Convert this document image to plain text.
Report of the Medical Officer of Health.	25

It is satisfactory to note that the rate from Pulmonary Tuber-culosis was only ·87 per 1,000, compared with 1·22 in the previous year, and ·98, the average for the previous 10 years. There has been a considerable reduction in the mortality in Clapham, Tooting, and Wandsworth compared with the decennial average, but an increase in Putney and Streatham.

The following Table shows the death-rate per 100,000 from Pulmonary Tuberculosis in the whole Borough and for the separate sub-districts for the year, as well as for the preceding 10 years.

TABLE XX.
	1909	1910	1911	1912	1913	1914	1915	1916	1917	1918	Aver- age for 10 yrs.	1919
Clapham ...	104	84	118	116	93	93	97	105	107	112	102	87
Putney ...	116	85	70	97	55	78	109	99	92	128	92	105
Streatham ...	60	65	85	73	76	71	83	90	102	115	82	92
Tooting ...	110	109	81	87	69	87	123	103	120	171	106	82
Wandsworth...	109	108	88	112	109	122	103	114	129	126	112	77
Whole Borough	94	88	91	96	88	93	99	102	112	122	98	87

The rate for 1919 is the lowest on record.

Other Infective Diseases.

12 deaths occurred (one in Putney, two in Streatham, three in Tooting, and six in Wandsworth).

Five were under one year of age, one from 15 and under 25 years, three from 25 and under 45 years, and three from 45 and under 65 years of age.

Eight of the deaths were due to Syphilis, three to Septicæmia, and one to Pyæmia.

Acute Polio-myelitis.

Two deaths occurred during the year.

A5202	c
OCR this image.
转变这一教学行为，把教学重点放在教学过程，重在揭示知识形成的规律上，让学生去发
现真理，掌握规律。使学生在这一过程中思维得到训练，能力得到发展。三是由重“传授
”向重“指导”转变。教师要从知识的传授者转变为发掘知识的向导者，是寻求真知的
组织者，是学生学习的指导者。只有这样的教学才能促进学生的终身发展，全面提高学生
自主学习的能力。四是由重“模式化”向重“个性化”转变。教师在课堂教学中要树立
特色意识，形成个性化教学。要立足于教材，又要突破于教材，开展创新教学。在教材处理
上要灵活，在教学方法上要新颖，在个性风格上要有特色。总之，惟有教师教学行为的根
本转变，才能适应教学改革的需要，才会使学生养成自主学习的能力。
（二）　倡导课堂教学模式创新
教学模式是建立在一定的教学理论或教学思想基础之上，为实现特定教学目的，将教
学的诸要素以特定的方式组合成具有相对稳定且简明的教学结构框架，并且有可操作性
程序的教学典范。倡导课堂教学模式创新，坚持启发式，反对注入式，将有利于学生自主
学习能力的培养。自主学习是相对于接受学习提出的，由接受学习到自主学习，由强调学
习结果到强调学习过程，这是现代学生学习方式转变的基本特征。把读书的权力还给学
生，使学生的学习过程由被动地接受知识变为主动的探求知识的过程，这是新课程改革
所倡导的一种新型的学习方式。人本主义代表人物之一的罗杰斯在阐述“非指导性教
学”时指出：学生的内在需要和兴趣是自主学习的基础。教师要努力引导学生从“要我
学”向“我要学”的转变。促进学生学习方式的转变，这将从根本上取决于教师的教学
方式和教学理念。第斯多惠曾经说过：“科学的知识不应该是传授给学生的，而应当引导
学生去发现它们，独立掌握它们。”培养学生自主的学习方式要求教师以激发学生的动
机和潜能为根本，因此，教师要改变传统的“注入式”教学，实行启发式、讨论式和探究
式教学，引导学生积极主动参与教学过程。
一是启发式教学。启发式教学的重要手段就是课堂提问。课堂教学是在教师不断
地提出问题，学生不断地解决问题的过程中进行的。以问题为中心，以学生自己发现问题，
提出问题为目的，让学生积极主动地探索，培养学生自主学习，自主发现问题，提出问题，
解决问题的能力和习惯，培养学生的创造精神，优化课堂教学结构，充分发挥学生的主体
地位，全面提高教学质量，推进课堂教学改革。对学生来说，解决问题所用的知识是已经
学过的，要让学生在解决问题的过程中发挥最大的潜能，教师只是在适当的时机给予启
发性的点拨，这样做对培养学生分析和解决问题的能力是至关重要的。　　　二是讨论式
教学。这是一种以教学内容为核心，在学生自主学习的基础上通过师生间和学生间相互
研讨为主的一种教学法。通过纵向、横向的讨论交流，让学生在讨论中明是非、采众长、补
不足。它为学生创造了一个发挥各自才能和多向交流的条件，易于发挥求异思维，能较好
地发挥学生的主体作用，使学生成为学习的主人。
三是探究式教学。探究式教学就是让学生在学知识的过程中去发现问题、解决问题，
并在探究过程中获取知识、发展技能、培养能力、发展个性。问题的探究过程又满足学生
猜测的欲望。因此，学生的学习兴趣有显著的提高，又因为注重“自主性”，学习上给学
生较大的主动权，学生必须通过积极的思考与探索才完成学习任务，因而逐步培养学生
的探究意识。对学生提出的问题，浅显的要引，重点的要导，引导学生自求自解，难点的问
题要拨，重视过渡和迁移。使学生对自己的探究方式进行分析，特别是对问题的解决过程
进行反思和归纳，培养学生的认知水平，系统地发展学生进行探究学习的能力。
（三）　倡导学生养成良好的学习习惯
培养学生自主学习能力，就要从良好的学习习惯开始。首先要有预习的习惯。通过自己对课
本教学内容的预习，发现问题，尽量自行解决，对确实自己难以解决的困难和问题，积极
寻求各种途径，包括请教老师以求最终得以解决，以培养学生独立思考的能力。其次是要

__What to do__: Produce an exact copy of the whole listing.

__Response below__:
Convert this document image to plain text.
Report of the Medical Officer of Health.	25

It is satisfactory to note that the rate from Pulmonary Tuber-culosis was only ·87 per 1,000, compared with 1·22 in the previous year, and ·98, the average for the previous 10 years. There has been a considerable reduction in the mortality in Clapham, Tooting, and Wandsworth compared with the decennial average, but an increase in Putney and Streatham.

The following Table shows the death-rate per 100,000 from Pulmonary Tuberculosis in the whole Borough and for the separate sub-districts for the year, as well as for the preceding 10 years.

TABLE XX.
	1909	1910	1911	1912	1913	1914	1915	1916	1917	1918	Aver- age for 10 yrs.	1919
Clapham ...	104	84	118	116	93	93	97	105	107	112	102	87
Putney ...	116	85	70	97	55	78	109	99	92	128	92	105
Streatham ...	60	65	85	73	76	71	83	90	102	115	82	92
Tooting ...	110	109	81	87	69	87	123	103	120	171	106	82
Wandsworth...	109	108	88	112	109	122	103	114	129	126	112	77
Whole Borough	94	88	91	96	88	93	99	102	112	122	98	87

The rate for 1919 is the lowest on record.

Other Infective Diseases.

12 deaths occurred (one in Putney, two in Streatham, three in Tooting, and six in Wandsworth).

Five were under one year of age, one from 15 and under 25 years, three from 25 and under 45 years, and three from 45 and under 65 years of age.

Eight of the deaths were due to Syphilis, three to Septicæmia, and one to Pyæmia.

Acute Polio-myelitis.

Two deaths occurred during the year.

A5202	c
OCR this image.
转变这一教学行为，把教学重点放在教学过程，重在揭示知识形成的规律上，让学生去发
现真理，掌握规律。使学生在这一过程中思维得到训练，能力得到发展。三是由重“传授
”向重“指导”转变。教师要从知识的传授者转变为发掘知识的向导者，是寻求真知的
组织者，是学生学习的指导者。只有这样的教学才能促进学生的终身发展，全面提高学生
自主学习的能力。四是由重“模式化”向重“个性化”转变。教师在课堂教学中要树立
特色意识，形成个性化教学。要立足于教材，又要突破于教材，开展创新教学。在教材处理
上要灵活，在教学方法上要新颖，在个性风格上要有特色。总之，惟有教师教学行为的根
本转变，才能适应教学改革的需要，才会使学生养成自主学习的能力。
（二）　倡导课堂教学模式创新
教学模式是建立在一定的教学理论或教学思想基础之上，为实现特定教学目的，将教
学的诸要素以特定的方式组合成具有相对稳定且简明的教学结构框架，并且有可操作性
程序的教学典范。倡导课堂教学模式创新，坚持启发式，反对注入式，将有利于学生自主
学习能力的培养。自主学习是相对于接受学习提出的，由接受学习到自主学习，由强调学
习结果到强调学习过程，这是现代学生学习方式转变的基本特征。把读书的权力还给学
生，使学生的学习过程由被动地接受知识变为主动的探求知识的过程，这是新课程改革
所倡导的一种新型的学习方式。人本主义代表人物之一的罗杰斯在阐述“非指导性教
学”时指出：学生的内在需要和兴趣是自主学习的基础。教师要努力引导学生从“要我
学”向“我要学”的转变。促进学生学习方式的转变，这将从根本上取决于教师的教学
方式和教学理念。第斯多惠曾经说过：“科学的知识不应该是传授给学生的，而应当引导
学生去发现它们，独立掌握它们。”培养学生自主的学习方式要求教师以激发学生的动
机和潜能为根本，因此，教师要改变传统的“注入式”教学，实行启发式、讨论式和探究
式教学，引导学生积极主动参与教学过程。
一是启发式教学。启发式教学的重要手段就是课堂提问。课堂教学是在教师不断
地提出问题，学生不断地解决问题的过程中进行的。以问题为中心，以学生自己发现问题，
提出问题为目的，让学生积极主动地探索，培养学生自主学习，自主发现问题，提出问题，
解决问题的能力和习惯，培养学生的创造精神，优化课堂教学结构，充分发挥学生的主体
地位，全面提高教学质量，推进课堂教学改革。对学生来说，解决问题所用的知识是已经
学过的，要让学生在解决问题的过程中发挥最大的潜能，教师只是在适当的时机给予启
发性的点拨，这样做对培养学生分析和解决问题的能力是至关重要的。　　　二是讨论式
教学。这是一种以教学内容为核心，在学生自主学习的基础上通过师生间和学生间相互
研讨为主的一种教学法。通过纵向、横向的讨论交流，让学生在讨论中明是非、采众长、补
不足。它为学生创造了一个发挥各自才能和多向交流的条件，易于发挥求异思维，能较好
地发挥学生的主体作用，使学生成为学习的主人。
三是探究式教学。探究式教学就是让学生在学知识的过程中去发现问题、解决问题，
并在探究过程中获取知识、发展技能、培养能力、发展个性。问题的探究过程又满足学生
猜测的欲望。因此，学生的学习兴趣有显著的提高，又因为注重“自主性”，学习上给学
生较大的主动权，学生必须通过积极的思考与探索才完成学习任务，因而逐步培养学生
的探究意识。对学生提出的问题，浅显的要引，重点的要导，引导学生自求自解，难点的问
题要拨，重视过渡和迁移。使学生对自己的探究方式进行分析，特别是对问题的解决过程
进行反思和归纳，培养学生的认知水平，系统地发展学生进行探究学习的能力。
（三）　倡导学生养成良好的学习习惯
培养学生自主学习能力，就要从良好的学习习惯开始。首先要有预习的习惯。通过自己对课
本教学内容的预习，发现问题，尽量自行解决，对确实自己难以解决的困难和问题，积极
寻求各种途径，包括请教老师以求最终得以解决，以培养学生独立思考的能力。其次是要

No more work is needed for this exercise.